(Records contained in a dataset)
# # #

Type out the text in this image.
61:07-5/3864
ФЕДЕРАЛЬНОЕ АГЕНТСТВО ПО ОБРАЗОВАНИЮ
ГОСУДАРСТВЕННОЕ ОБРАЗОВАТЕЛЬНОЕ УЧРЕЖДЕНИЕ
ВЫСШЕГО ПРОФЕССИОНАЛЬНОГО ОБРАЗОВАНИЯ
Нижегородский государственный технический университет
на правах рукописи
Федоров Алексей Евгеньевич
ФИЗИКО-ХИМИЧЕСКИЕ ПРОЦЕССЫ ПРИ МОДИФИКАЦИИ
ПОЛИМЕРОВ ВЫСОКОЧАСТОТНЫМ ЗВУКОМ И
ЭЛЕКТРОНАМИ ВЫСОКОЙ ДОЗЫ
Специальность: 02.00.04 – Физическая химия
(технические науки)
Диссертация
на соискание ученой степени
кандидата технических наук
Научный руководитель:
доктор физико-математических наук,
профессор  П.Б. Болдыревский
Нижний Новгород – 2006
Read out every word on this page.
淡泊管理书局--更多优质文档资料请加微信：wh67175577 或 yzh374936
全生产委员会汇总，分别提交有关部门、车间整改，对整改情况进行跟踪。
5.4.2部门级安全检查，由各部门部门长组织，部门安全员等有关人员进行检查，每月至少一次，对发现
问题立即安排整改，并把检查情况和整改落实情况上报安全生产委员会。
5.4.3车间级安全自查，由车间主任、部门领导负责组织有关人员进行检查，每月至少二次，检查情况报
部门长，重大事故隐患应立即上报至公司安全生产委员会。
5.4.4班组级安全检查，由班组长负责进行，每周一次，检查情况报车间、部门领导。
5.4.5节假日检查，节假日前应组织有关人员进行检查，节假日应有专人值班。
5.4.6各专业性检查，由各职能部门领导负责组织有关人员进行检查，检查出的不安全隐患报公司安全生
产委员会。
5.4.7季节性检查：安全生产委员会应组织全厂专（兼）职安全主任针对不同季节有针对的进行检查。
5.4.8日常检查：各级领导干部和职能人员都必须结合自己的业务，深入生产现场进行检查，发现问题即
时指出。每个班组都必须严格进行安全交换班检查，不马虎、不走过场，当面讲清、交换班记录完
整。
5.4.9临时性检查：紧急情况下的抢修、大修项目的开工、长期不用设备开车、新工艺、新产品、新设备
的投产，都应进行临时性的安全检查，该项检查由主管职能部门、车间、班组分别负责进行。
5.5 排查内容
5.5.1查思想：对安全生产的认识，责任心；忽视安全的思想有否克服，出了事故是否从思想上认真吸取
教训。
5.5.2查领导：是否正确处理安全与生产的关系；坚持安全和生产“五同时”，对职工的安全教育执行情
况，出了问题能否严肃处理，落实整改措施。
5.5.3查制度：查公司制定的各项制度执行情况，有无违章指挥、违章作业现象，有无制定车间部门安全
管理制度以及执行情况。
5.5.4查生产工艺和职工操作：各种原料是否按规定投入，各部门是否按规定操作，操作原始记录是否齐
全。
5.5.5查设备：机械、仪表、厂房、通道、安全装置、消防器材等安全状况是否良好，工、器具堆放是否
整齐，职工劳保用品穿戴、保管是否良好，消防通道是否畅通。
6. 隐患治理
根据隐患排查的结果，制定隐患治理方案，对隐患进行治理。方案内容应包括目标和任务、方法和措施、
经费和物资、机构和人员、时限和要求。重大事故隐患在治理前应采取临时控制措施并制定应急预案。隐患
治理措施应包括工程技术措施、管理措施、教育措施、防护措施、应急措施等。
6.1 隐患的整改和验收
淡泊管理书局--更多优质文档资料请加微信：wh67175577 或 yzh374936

# # #

Task brief =>
In the records above, find each line that holds the word "this"; copy all such lines.

Output =>
Type out the text in this image.
Read out every word on this page.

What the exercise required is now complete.